** start Data excerpts **
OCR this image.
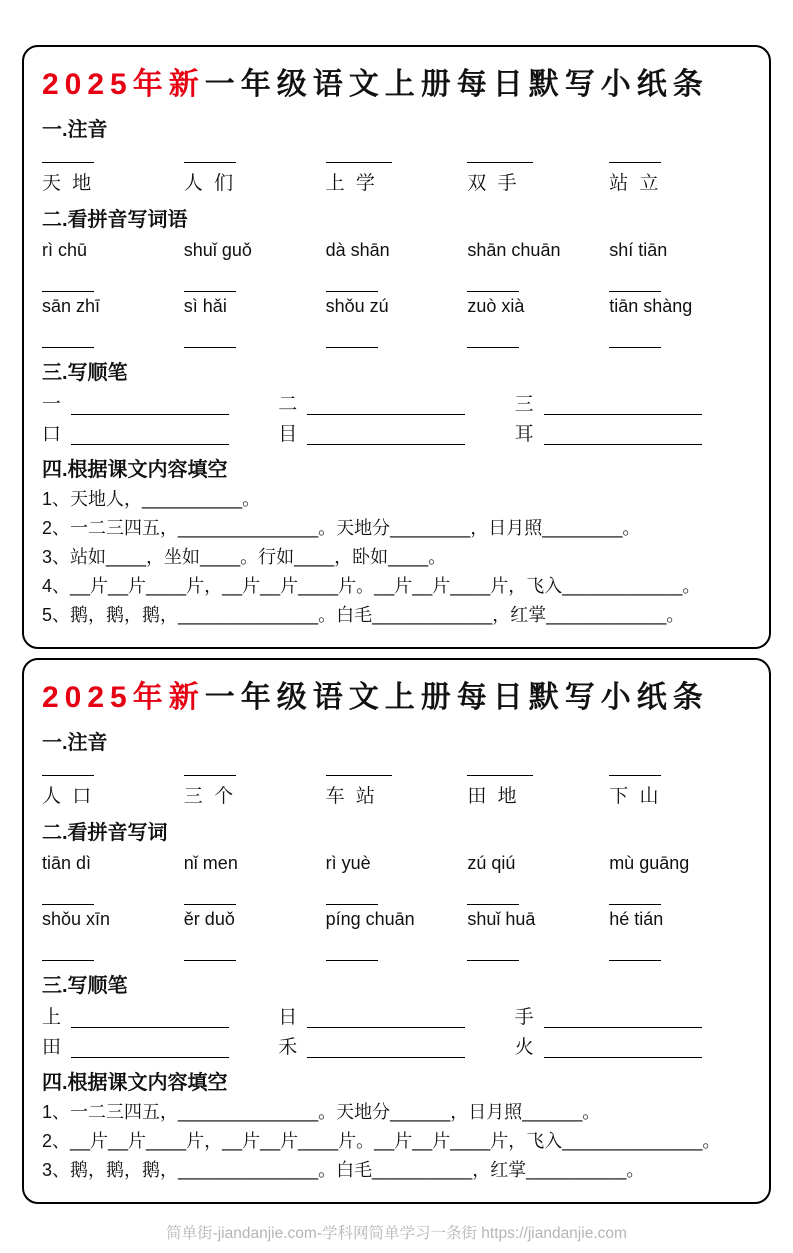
2025年新一年级语文上册每日默写小纸条
一.注音
天 地	人 们	上 学	双 手	站 立
二.看拼音写词语
rì chū	shuǐ guǒ	dà shān	shān chuān	shí tiān
sān zhī	sì hǎi	shǒu zú	zuò xià	tiān shàng
三.写顺笔
一	二	三
口	目	耳
四.根据课文内容填空
1、天地人，__________。
2、一二三四五，______________。天地分________，日月照________。
3、站如____，坐如____。行如____，卧如____。
4、__片__片____片，__片__片____片。__片__片____片，飞入____________。
5、鹅，鹅，鹅，______________。白毛____________，红掌____________。
2025年新一年级语文上册每日默写小纸条
一.注音
人 口	三 个	车 站	田 地	下 山
二.看拼音写词
tiān dì	nǐ men	rì yuè	zú qiú	mù guāng
shǒu xīn	ěr duǒ	píng chuān	shuǐ huā	hé tián
三.写顺笔
上	日	手
田	禾	火
四.根据课文内容填空
1、一二三四五，______________。天地分______，日月照______。
2、__片__片____片，__片__片____片。__片__片____片，飞入______________。
3、鹅，鹅，鹅，______________。白毛__________，红掌__________。
简单街-jiandanjie.com-学科网简单学习一条街 https://jiandanjie.com
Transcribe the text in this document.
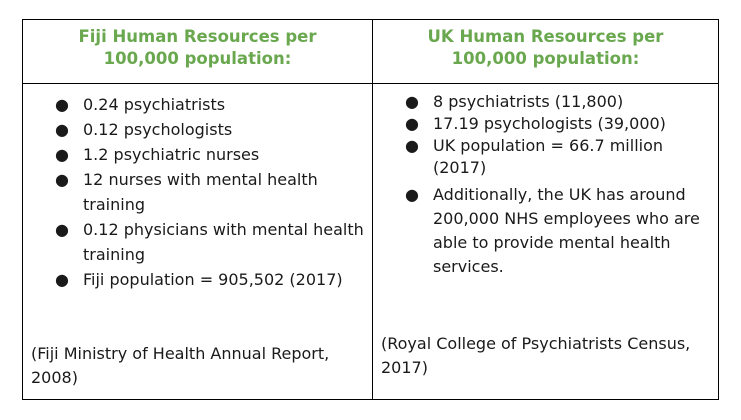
Fiji Human Resources per
100,000 population:
UK Human Resources per
100,000 population:
● 0.24 psychiatrists
● 0.12 psychologists
● 1.2 psychiatric nurses
● 12 nurses with mental health training
● 0.12 physicians with mental health training
● Fiji population = 905,502 (2017)
(Fiji Ministry of Health Annual Report, 2008)
● 8 psychiatrists (11,800)
● 17.19 psychologists (39,000)
● UK population = 66.7 million (2017)
● Additionally, the UK has around 200,000 NHS employees who are able to provide mental health services.
(Royal College of Psychiatrists Census, 2017)
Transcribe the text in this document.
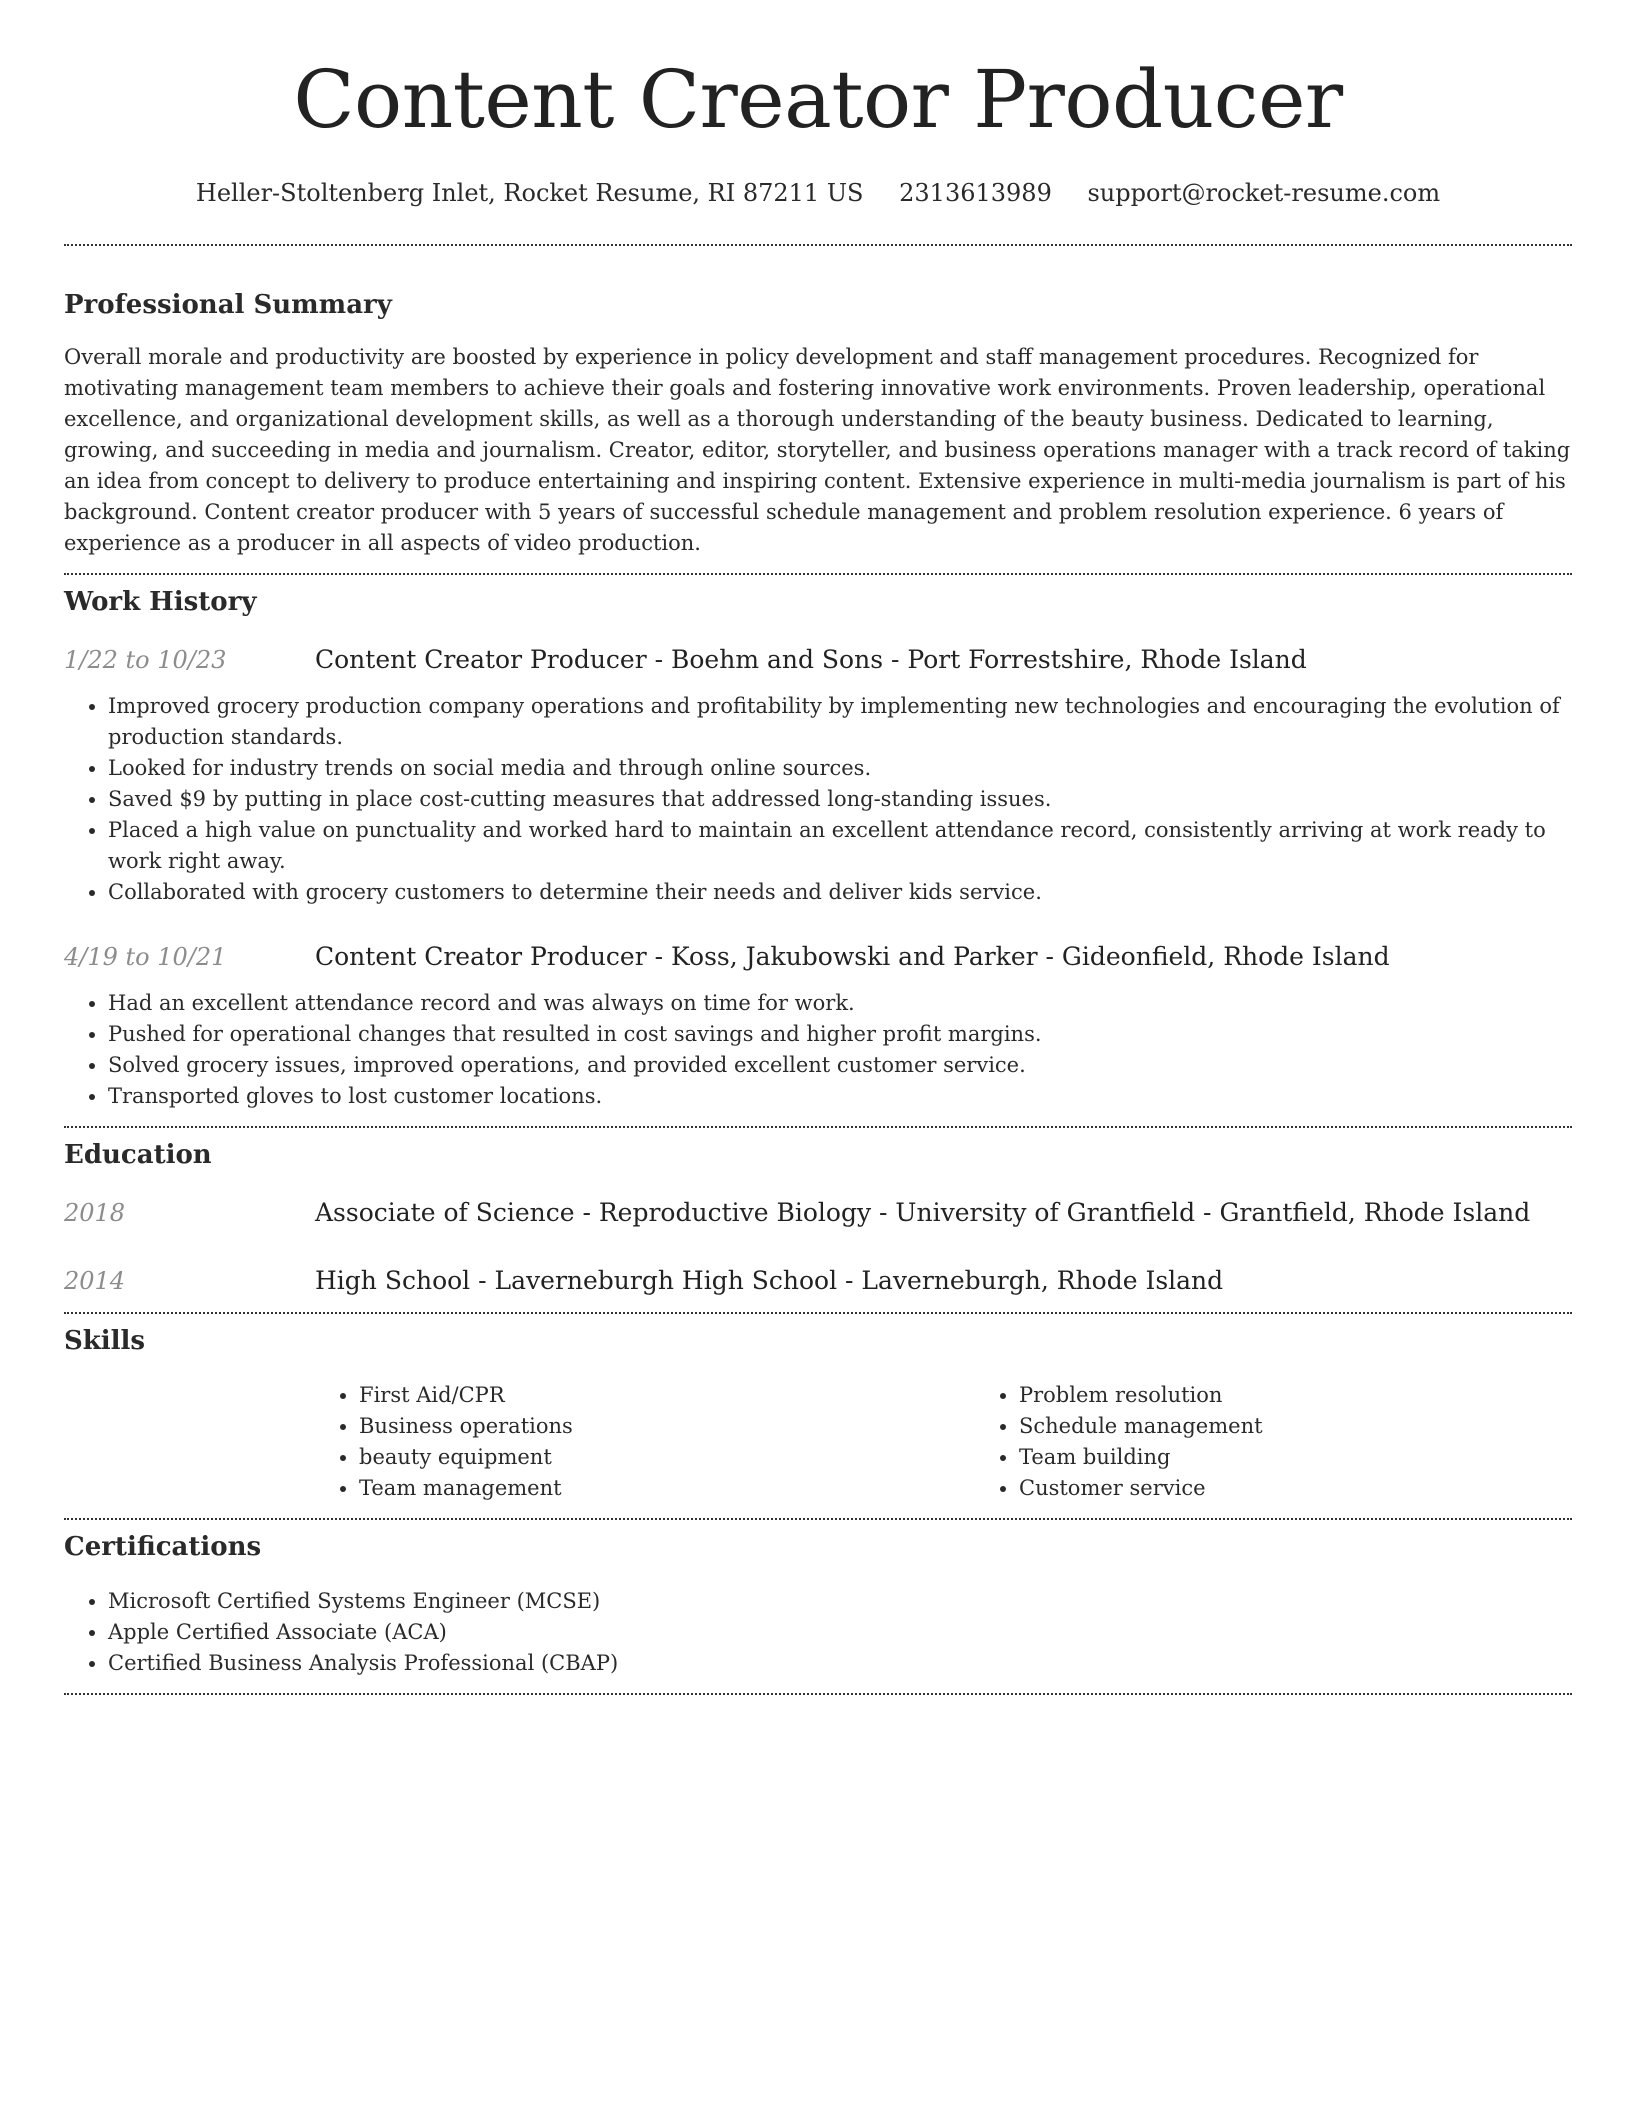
Content Creator Producer
Heller-Stoltenberg Inlet, Rocket Resume, RI 87211 US 2313613989 support@rocket-resume.com
Professional Summary

Overall morale and productivity are boosted by experience in policy development and staff management procedures. Recognized for motivating management team members to achieve their goals and fostering innovative work environments. Proven leadership, operational excellence, and organizational development skills, as well as a thorough understanding of the beauty business. Dedicated to learning, growing, and succeeding in media and journalism. Creator, editor, storyteller, and business operations manager with a track record of taking an idea from concept to delivery to produce entertaining and inspiring content. Extensive experience in multi-media journalism is part of his background. Content creator producer with 5 years of successful schedule management and problem resolution experience. 6 years of experience as a producer in all aspects of video production.

Work History
1/22 to 10/23	Content Creator Producer - Boehm and Sons - Port Forrestshire, Rhode Island
• Improved grocery production company operations and profitability by implementing new technologies and encouraging the evolution of production standards.
• Looked for industry trends on social media and through online sources.
• Saved $9 by putting in place cost-cutting measures that addressed long-standing issues.
• Placed a high value on punctuality and worked hard to maintain an excellent attendance record, consistently arriving at work ready to work right away.
• Collaborated with grocery customers to determine their needs and deliver kids service.
4/19 to 10/21	Content Creator Producer - Koss, Jakubowski and Parker - Gideonfield, Rhode Island
• Had an excellent attendance record and was always on time for work.
• Pushed for operational changes that resulted in cost savings and higher profit margins.
• Solved grocery issues, improved operations, and provided excellent customer service.
• Transported gloves to lost customer locations.
Education
2018	Associate of Science - Reproductive Biology - University of Grantfield - Grantfield, Rhode Island
2014	High School - Laverneburgh High School - Laverneburgh, Rhode Island
Skills
• First Aid/CPR
• Business operations
• beauty equipment
• Team management
• Problem resolution
• Schedule management
• Team building
• Customer service
Certifications
• Microsoft Certified Systems Engineer (MCSE)
• Apple Certified Associate (ACA)
• Certified Business Analysis Professional (CBAP)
** end Data excerpts **
Task instructions
Repeat every record precisely. Any picture among them stays out of the copy.

Final result
OCR this image.
2025年新一年级语文上册每日默写小纸条
一.注音
天 地	人 们	上 学	双 手	站 立
二.看拼音写词语
rì chū	shuǐ guǒ	dà shān	shān chuān	shí tiān
sān zhī	sì hǎi	shǒu zú	zuò xià	tiān shàng
三.写顺笔
一	二	三
口	目	耳
四.根据课文内容填空
1、天地人，__________。
2、一二三四五，______________。天地分________，日月照________。
3、站如____，坐如____。行如____，卧如____。
4、__片__片____片，__片__片____片。__片__片____片，飞入____________。
5、鹅，鹅，鹅，______________。白毛____________，红掌____________。
2025年新一年级语文上册每日默写小纸条
一.注音
人 口	三 个	车 站	田 地	下 山
二.看拼音写词
tiān dì	nǐ men	rì yuè	zú qiú	mù guāng
shǒu xīn	ěr duǒ	píng chuān	shuǐ huā	hé tián
三.写顺笔
上	日	手
田	禾	火
四.根据课文内容填空
1、一二三四五，______________。天地分______，日月照______。
2、__片__片____片，__片__片____片。__片__片____片，飞入______________。
3、鹅，鹅，鹅，______________。白毛__________，红掌__________。
简单街-jiandanjie.com-学科网简单学习一条街 https://jiandanjie.com
Transcribe the text in this document.
Fiji Human Resources per
100,000 population:
UK Human Resources per
100,000 population:
● 0.24 psychiatrists
● 0.12 psychologists
● 1.2 psychiatric nurses
● 12 nurses with mental health training
● 0.12 physicians with mental health training
● Fiji population = 905,502 (2017)
(Fiji Ministry of Health Annual Report, 2008)
● 8 psychiatrists (11,800)
● 17.19 psychologists (39,000)
● UK population = 66.7 million (2017)
● Additionally, the UK has around 200,000 NHS employees who are able to provide mental health services.
(Royal College of Psychiatrists Census, 2017)
Transcribe the text in this document.
Content Creator Producer
Heller-Stoltenberg Inlet, Rocket Resume, RI 87211 US 2313613989 support@rocket-resume.com
Professional Summary

Overall morale and productivity are boosted by experience in policy development and staff management procedures. Recognized for motivating management team members to achieve their goals and fostering innovative work environments. Proven leadership, operational excellence, and organizational development skills, as well as a thorough understanding of the beauty business. Dedicated to learning, growing, and succeeding in media and journalism. Creator, editor, storyteller, and business operations manager with a track record of taking an idea from concept to delivery to produce entertaining and inspiring content. Extensive experience in multi-media journalism is part of his background. Content creator producer with 5 years of successful schedule management and problem resolution experience. 6 years of experience as a producer in all aspects of video production.

Work History
1/22 to 10/23	Content Creator Producer - Boehm and Sons - Port Forrestshire, Rhode Island
• Improved grocery production company operations and profitability by implementing new technologies and encouraging the evolution of production standards.
• Looked for industry trends on social media and through online sources.
• Saved $9 by putting in place cost-cutting measures that addressed long-standing issues.
• Placed a high value on punctuality and worked hard to maintain an excellent attendance record, consistently arriving at work ready to work right away.
• Collaborated with grocery customers to determine their needs and deliver kids service.
4/19 to 10/21	Content Creator Producer - Koss, Jakubowski and Parker - Gideonfield, Rhode Island
• Had an excellent attendance record and was always on time for work.
• Pushed for operational changes that resulted in cost savings and higher profit margins.
• Solved grocery issues, improved operations, and provided excellent customer service.
• Transported gloves to lost customer locations.
Education
2018	Associate of Science - Reproductive Biology - University of Grantfield - Grantfield, Rhode Island
2014	High School - Laverneburgh High School - Laverneburgh, Rhode Island
Skills
• First Aid/CPR
• Business operations
• beauty equipment
• Team management
• Problem resolution
• Schedule management
• Team building
• Customer service
Certifications
• Microsoft Certified Systems Engineer (MCSE)
• Apple Certified Associate (ACA)
• Certified Business Analysis Professional (CBAP)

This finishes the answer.